Instruction: Check every line of the entries that follow, and copy the ones containing "title".

[Entries with figure data]
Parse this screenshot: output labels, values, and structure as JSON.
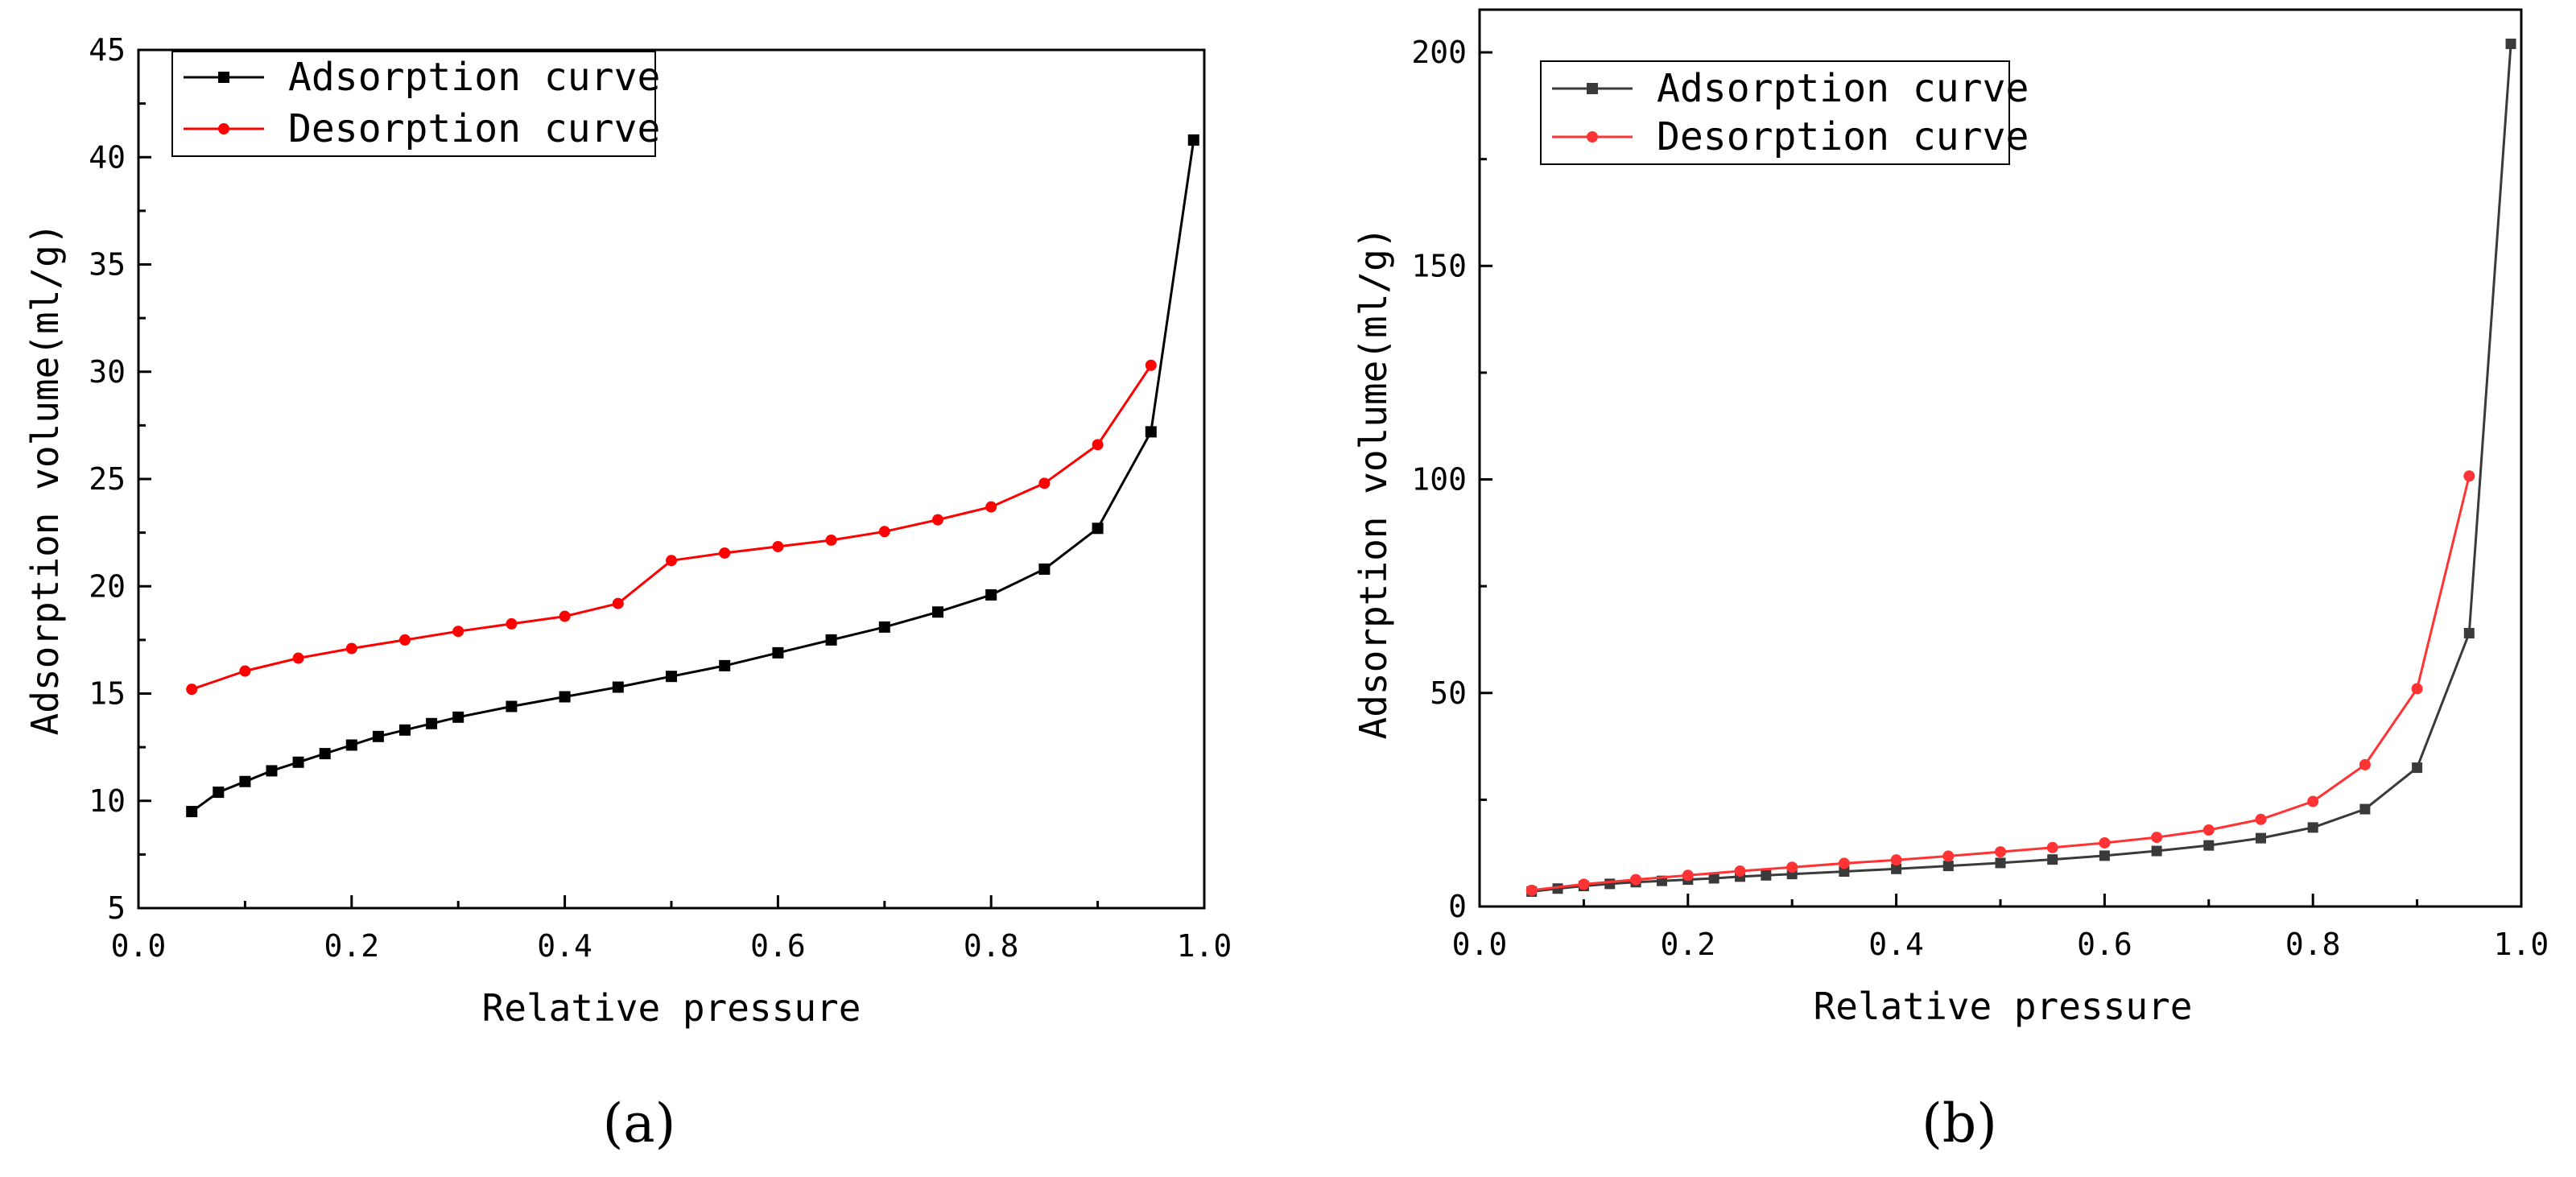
{
  "chart_data": [
    {
      "type": "line",
      "panel_label": "(a)",
      "xlabel": "Relative pressure",
      "ylabel": "Adsorption volume(ml/g)",
      "xlim": [
        0.0,
        1.0
      ],
      "ylim": [
        5,
        45
      ],
      "x_ticks": [
        0.0,
        0.2,
        0.4,
        0.6,
        0.8,
        1.0
      ],
      "x_tick_labels": [
        "0.0",
        "0.2",
        "0.4",
        "0.6",
        "0.8",
        "1.0"
      ],
      "y_ticks": [
        5,
        10,
        15,
        20,
        25,
        30,
        35,
        40,
        45
      ],
      "y_tick_labels": [
        "5",
        "10",
        "15",
        "20",
        "25",
        "30",
        "35",
        "40",
        "45"
      ],
      "legend_position": "top-left",
      "series": [
        {
          "name": "Adsorption curve",
          "color": "#000000",
          "marker": "square",
          "x": [
            0.05,
            0.075,
            0.1,
            0.125,
            0.15,
            0.175,
            0.2,
            0.225,
            0.25,
            0.275,
            0.3,
            0.35,
            0.4,
            0.45,
            0.5,
            0.55,
            0.6,
            0.65,
            0.7,
            0.75,
            0.8,
            0.85,
            0.9,
            0.95,
            0.99
          ],
          "y": [
            9.5,
            10.4,
            10.9,
            11.4,
            11.8,
            12.2,
            12.6,
            13.0,
            13.3,
            13.6,
            13.9,
            14.4,
            14.85,
            15.3,
            15.8,
            16.3,
            16.9,
            17.5,
            18.1,
            18.8,
            19.6,
            20.8,
            22.7,
            27.2,
            40.8
          ]
        },
        {
          "name": "Desorption curve",
          "color": "#ff0000",
          "marker": "circle",
          "x": [
            0.05,
            0.1,
            0.15,
            0.2,
            0.25,
            0.3,
            0.35,
            0.4,
            0.45,
            0.5,
            0.55,
            0.6,
            0.65,
            0.7,
            0.75,
            0.8,
            0.85,
            0.9,
            0.95
          ],
          "y": [
            15.2,
            16.05,
            16.65,
            17.1,
            17.5,
            17.9,
            18.25,
            18.6,
            19.2,
            21.2,
            21.55,
            21.85,
            22.15,
            22.55,
            23.1,
            23.7,
            24.8,
            26.6,
            30.3
          ]
        }
      ]
    },
    {
      "type": "line",
      "panel_label": "(b)",
      "xlabel": "Relative pressure",
      "ylabel": "Adsorption volume(ml/g)",
      "xlim": [
        0.0,
        1.0
      ],
      "ylim": [
        0,
        210
      ],
      "x_ticks": [
        0.0,
        0.2,
        0.4,
        0.6,
        0.8,
        1.0
      ],
      "x_tick_labels": [
        "0.0",
        "0.2",
        "0.4",
        "0.6",
        "0.8",
        "1.0"
      ],
      "y_ticks": [
        0,
        50,
        100,
        150,
        200
      ],
      "y_tick_labels": [
        "0",
        "50",
        "100",
        "150",
        "200"
      ],
      "legend_position": "top-left",
      "series": [
        {
          "name": "Adsorption curve",
          "color": "#3a3a3a",
          "marker": "square",
          "x": [
            0.05,
            0.075,
            0.1,
            0.125,
            0.15,
            0.175,
            0.2,
            0.225,
            0.25,
            0.275,
            0.3,
            0.35,
            0.4,
            0.45,
            0.5,
            0.55,
            0.6,
            0.65,
            0.7,
            0.75,
            0.8,
            0.85,
            0.9,
            0.95,
            0.99
          ],
          "y": [
            3.5,
            4.2,
            4.8,
            5.3,
            5.7,
            6.0,
            6.3,
            6.6,
            7.0,
            7.3,
            7.6,
            8.2,
            8.8,
            9.5,
            10.2,
            11.0,
            11.9,
            13.0,
            14.3,
            16.0,
            18.5,
            22.8,
            32.5,
            64.0,
            202.0
          ]
        },
        {
          "name": "Desorption curve",
          "color": "#ff3333",
          "marker": "circle",
          "x": [
            0.05,
            0.1,
            0.15,
            0.2,
            0.25,
            0.3,
            0.35,
            0.4,
            0.45,
            0.5,
            0.55,
            0.6,
            0.65,
            0.7,
            0.75,
            0.8,
            0.85,
            0.9,
            0.95
          ],
          "y": [
            3.8,
            5.2,
            6.3,
            7.3,
            8.3,
            9.2,
            10.1,
            10.9,
            11.8,
            12.8,
            13.8,
            14.9,
            16.2,
            17.9,
            20.4,
            24.6,
            33.2,
            51.0,
            100.8
          ]
        }
      ]
    }
  ]
}
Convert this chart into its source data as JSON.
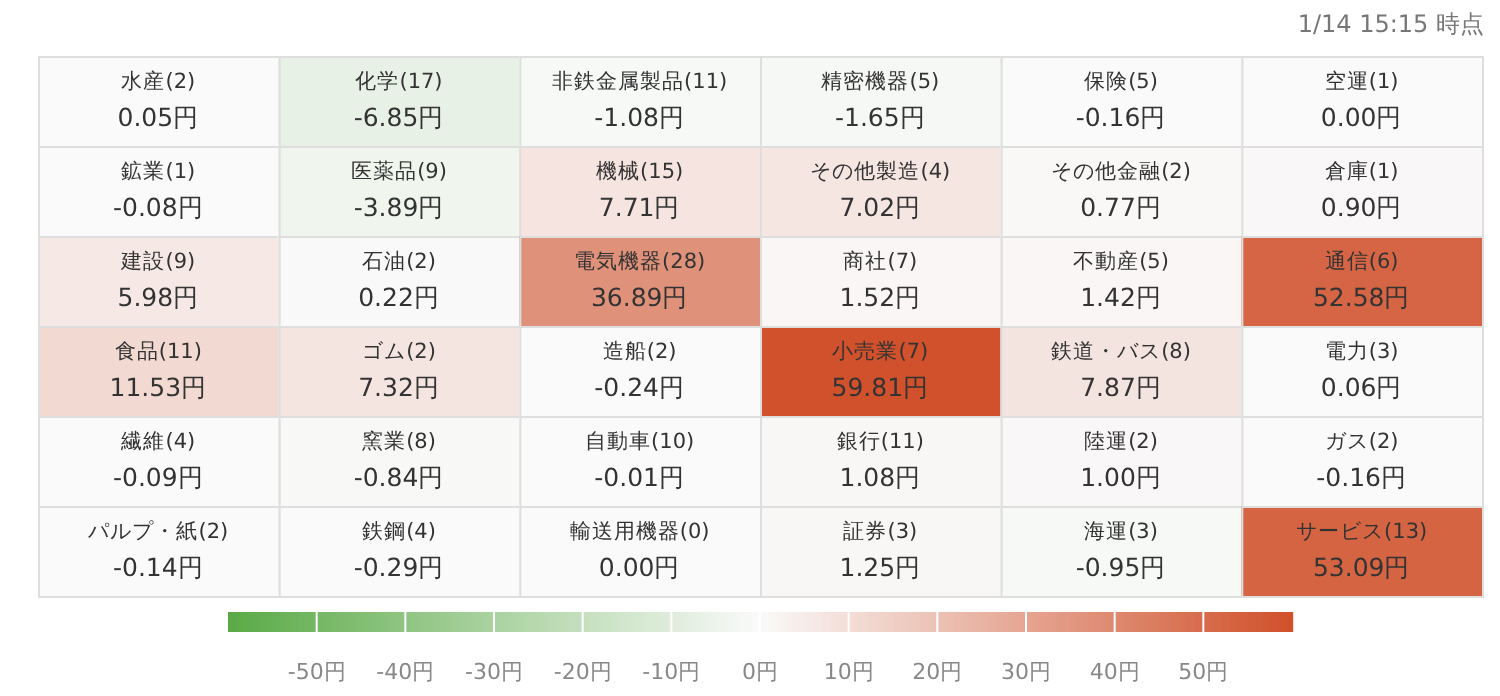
{
  "chart_data": {
    "type": "heatmap",
    "annotations": [
      "1/14 15:15 時点"
    ],
    "categories": [
      null,
      null,
      null,
      null,
      null,
      null
    ],
    "y_categories": [
      null,
      null,
      null,
      null,
      null,
      null
    ],
    "cells": [
      [
        0.05,
        -6.85,
        -1.08,
        -1.65,
        -0.16,
        0.0
      ],
      [
        -0.08,
        -3.89,
        7.71,
        7.02,
        0.77,
        0.9
      ],
      [
        5.98,
        0.22,
        36.89,
        1.52,
        1.42,
        52.58
      ],
      [
        11.53,
        7.32,
        -0.24,
        59.81,
        7.87,
        0.06
      ],
      [
        -0.09,
        -0.84,
        -0.01,
        1.08,
        1.0,
        -0.16
      ],
      [
        -0.14,
        -0.29,
        0.0,
        1.25,
        -0.95,
        53.09
      ]
    ],
    "cell_labels": [
      [
        "水産(2)\n0.05円",
        "化学(17)\n-6.85円",
        "非鉄金属製品(11)\n-1.08円",
        "精密機器(5)\n-1.65円",
        "保険(5)\n-0.16円",
        "空運(1)\n0.00円"
      ],
      [
        "鉱業(1)\n-0.08円",
        "医薬品(9)\n-3.89円",
        "機械(15)\n7.71円",
        "その他製造(4)\n7.02円",
        "その他金融(2)\n0.77円",
        "倉庫(1)\n0.90円"
      ],
      [
        "建設(9)\n5.98円",
        "石油(2)\n0.22円",
        "電気機器(28)\n36.89円",
        "商社(7)\n1.52円",
        "不動産(5)\n1.42円",
        "通信(6)\n52.58円"
      ],
      [
        "食品(11)\n11.53円",
        "ゴム(2)\n7.32円",
        "造船(2)\n-0.24円",
        "小売業(7)\n59.81円",
        "鉄道・バス(8)\n7.87円",
        "電力(3)\n0.06円"
      ],
      [
        "繊維(4)\n-0.09円",
        "窯業(8)\n-0.84円",
        "自動車(10)\n-0.01円",
        "銀行(11)\n1.08円",
        "陸運(2)\n1.00円",
        "ガス(2)\n-0.16円"
      ],
      [
        "パルプ・紙(2)\n-0.14円",
        "鉄鋼(4)\n-0.29円",
        "輸送用機器(0)\n0.00円",
        "証券(3)\n1.25円",
        "海運(3)\n-0.95円",
        "サービス(13)\n53.09円"
      ]
    ],
    "clim": [
      -60,
      60
    ],
    "cticks": [
      {
        "value": -50,
        "label": "-50円"
      },
      {
        "value": -40,
        "label": "-40円"
      },
      {
        "value": -30,
        "label": "-30円"
      },
      {
        "value": -20,
        "label": "-20円"
      },
      {
        "value": -10,
        "label": "-10円"
      },
      {
        "value": 0,
        "label": "0円"
      },
      {
        "value": 10,
        "label": "10円"
      },
      {
        "value": 20,
        "label": "20円"
      },
      {
        "value": 30,
        "label": "30円"
      },
      {
        "value": 40,
        "label": "40円"
      },
      {
        "value": 50,
        "label": "50円"
      }
    ]
  }
}
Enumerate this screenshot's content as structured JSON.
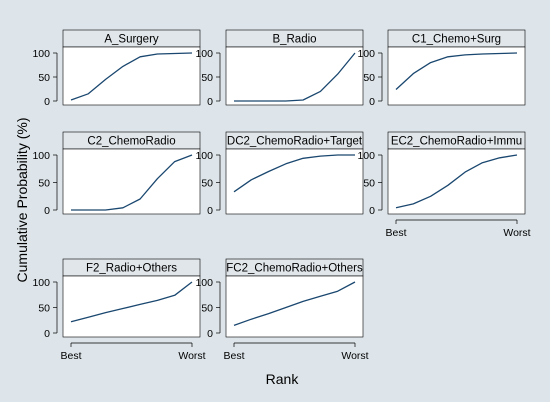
{
  "colors": {
    "outer_background": "#dde5ea",
    "plot_background": "#ffffff",
    "header_strip": "#e1e6ea",
    "line": "#1a476f"
  },
  "labels": {
    "y_axis": "Cumulative Probability (%)",
    "x_axis": "Rank"
  },
  "chart_data": {
    "type": "line",
    "layout": "small-multiples",
    "xlabel": "Rank",
    "ylabel": "Cumulative Probability (%)",
    "ylim": [
      0,
      100
    ],
    "y_ticks": [
      0,
      50,
      100
    ],
    "x_ticks": [
      "Best",
      "Worst"
    ],
    "ranks": [
      1,
      2,
      3,
      4,
      5,
      6,
      7,
      8
    ],
    "grid": false,
    "legend": "none",
    "panels": [
      {
        "title": "A_Surgery",
        "values": [
          2,
          15,
          45,
          72,
          92,
          98,
          99,
          100
        ]
      },
      {
        "title": "B_Radio",
        "values": [
          0,
          0,
          0,
          0,
          2,
          20,
          56,
          100
        ]
      },
      {
        "title": "C1_Chemo+Surg",
        "values": [
          24,
          57,
          80,
          92,
          96,
          98,
          99,
          100
        ]
      },
      {
        "title": "C2_ChemoRadio",
        "values": [
          0,
          0,
          0,
          4,
          20,
          57,
          88,
          100
        ]
      },
      {
        "title": "DC2_ChemoRadio+Target",
        "values": [
          33,
          55,
          70,
          84,
          94,
          98,
          100,
          100
        ]
      },
      {
        "title": "EC2_ChemoRadio+Immu",
        "values": [
          4,
          11,
          25,
          45,
          69,
          86,
          95,
          100
        ]
      },
      {
        "title": "F2_Radio+Others",
        "values": [
          22,
          31,
          40,
          48,
          56,
          64,
          74,
          100
        ]
      },
      {
        "title": "FC2_ChemoRadio+Others",
        "values": [
          15,
          27,
          38,
          50,
          62,
          72,
          82,
          100
        ]
      }
    ]
  }
}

Reply:
        "title": "A_Surgery",
        "title": "B_Radio",
        "title": "C1_Chemo+Surg",
        "title": "C2_ChemoRadio",
        "title": "DC2_ChemoRadio+Target",
        "title": "EC2_ChemoRadio+Immu",
        "title": "F2_Radio+Others",
        "title": "FC2_ChemoRadio+Others",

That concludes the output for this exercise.